• _WHAT YOU SHOULD DO_
Reproduce the listing below in full and without alteration, apart from its pictures.

• _EXERCISE MATERIALS_
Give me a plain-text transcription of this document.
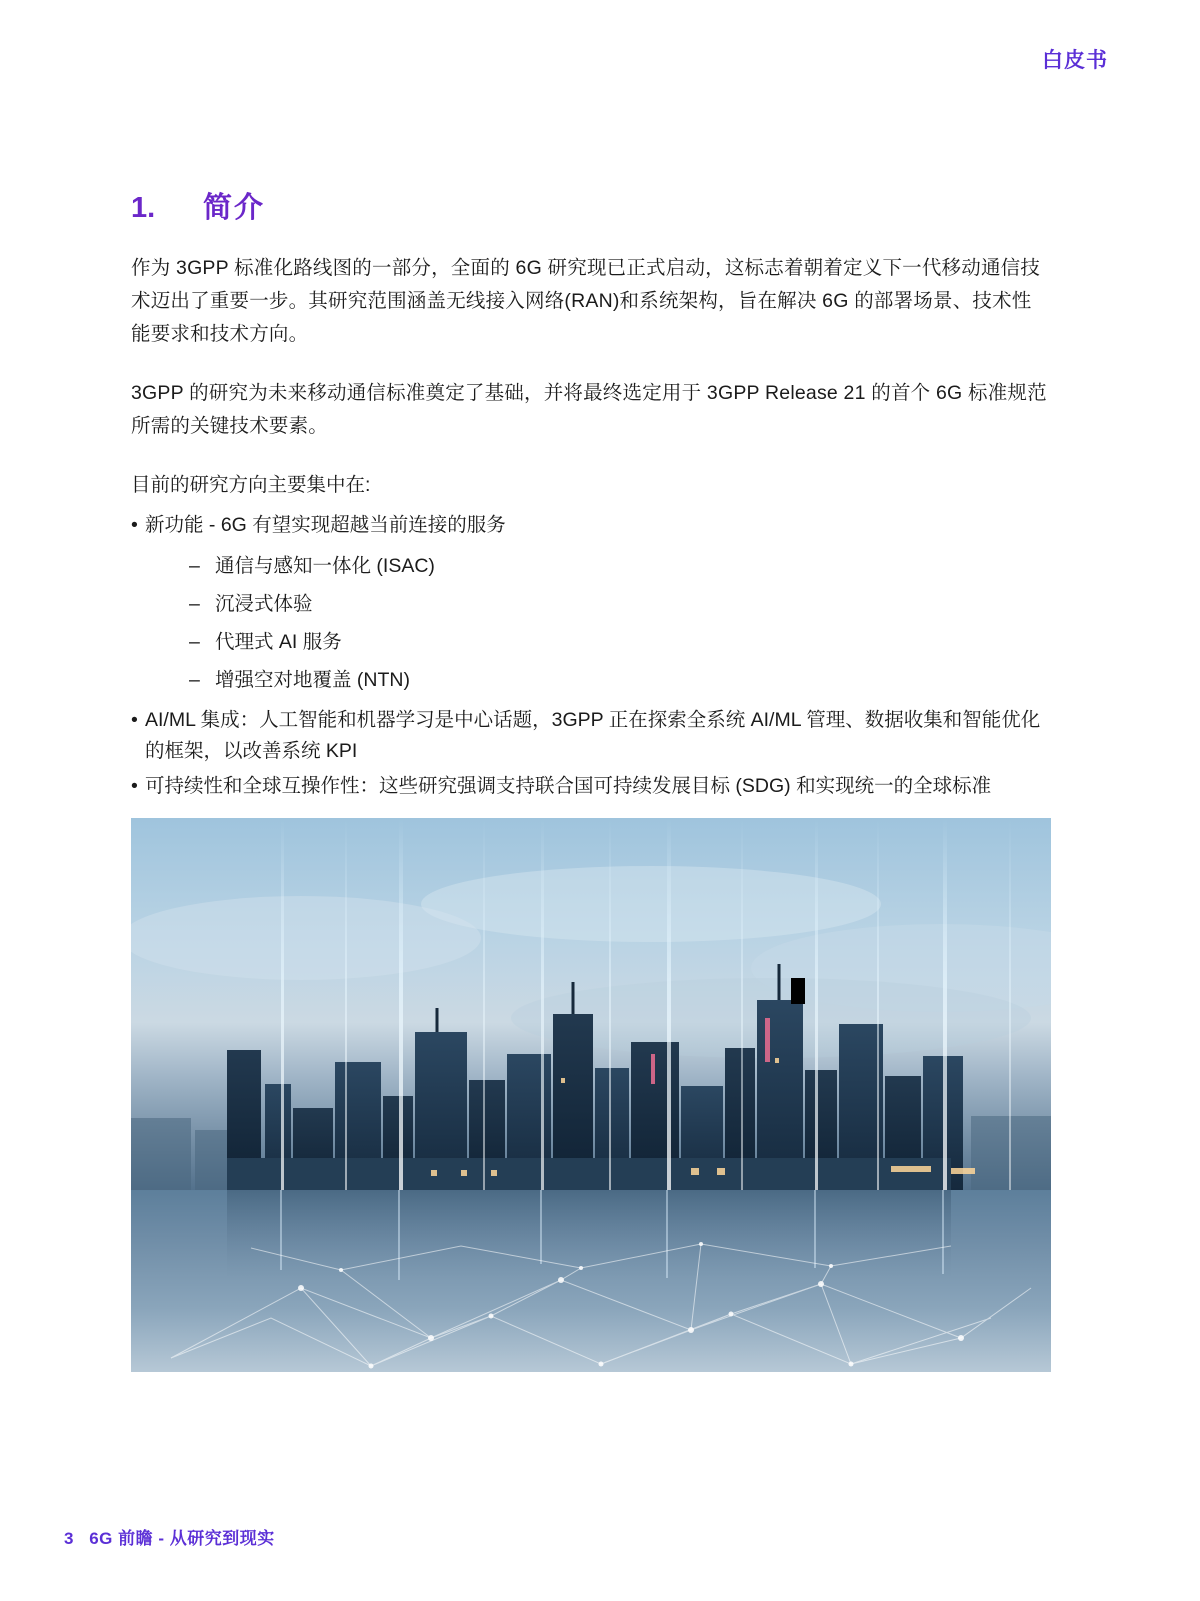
白皮书
1.	简介

作为 3GPP 标准化路线图的一部分，全面的 6G 研究现已正式启动，这标志着朝着定义下一代移动通信技术迈出了重要一步。其研究范围涵盖无线接入网络(RAN)和系统架构，旨在解决 6G 的部署场景、技术性能要求和技术方向。

3GPP 的研究为未来移动通信标准奠定了基础，并将最终选定用于 3GPP Release 21 的首个 6G 标准规范所需的关键技术要素。

目前的研究方向主要集中在:

• 新功能 - 6G 有望实现超越当前连接的服务
– 通信与感知一体化 (ISAC)
– 沉浸式体验
– 代理式 AI 服务
– 增强空对地覆盖 (NTN)
• AI/ML 集成：人工智能和机器学习是中心话题，3GPP 正在探索全系统 AI/ML 管理、数据收集和智能优化的框架，以改善系统 KPI
• 可持续性和全球互操作性：这些研究强调支持联合国可持续发展目标 (SDG) 和实现统一的全球标准
3 6G 前瞻 - 从研究到现实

• _SOLUTION_
Give me a plain-text transcription of this document.
白皮书
1.	简介

作为 3GPP 标准化路线图的一部分，全面的 6G 研究现已正式启动，这标志着朝着定义下一代移动通信技术迈出了重要一步。其研究范围涵盖无线接入网络(RAN)和系统架构，旨在解决 6G 的部署场景、技术性能要求和技术方向。

3GPP 的研究为未来移动通信标准奠定了基础，并将最终选定用于 3GPP Release 21 的首个 6G 标准规范所需的关键技术要素。

目前的研究方向主要集中在:

• 新功能 - 6G 有望实现超越当前连接的服务
– 通信与感知一体化 (ISAC)
– 沉浸式体验
– 代理式 AI 服务
– 增强空对地覆盖 (NTN)
• AI/ML 集成：人工智能和机器学习是中心话题，3GPP 正在探索全系统 AI/ML 管理、数据收集和智能优化的框架，以改善系统 KPI
• 可持续性和全球互操作性：这些研究强调支持联合国可持续发展目标 (SDG) 和实现统一的全球标准
3 6G 前瞻 - 从研究到现实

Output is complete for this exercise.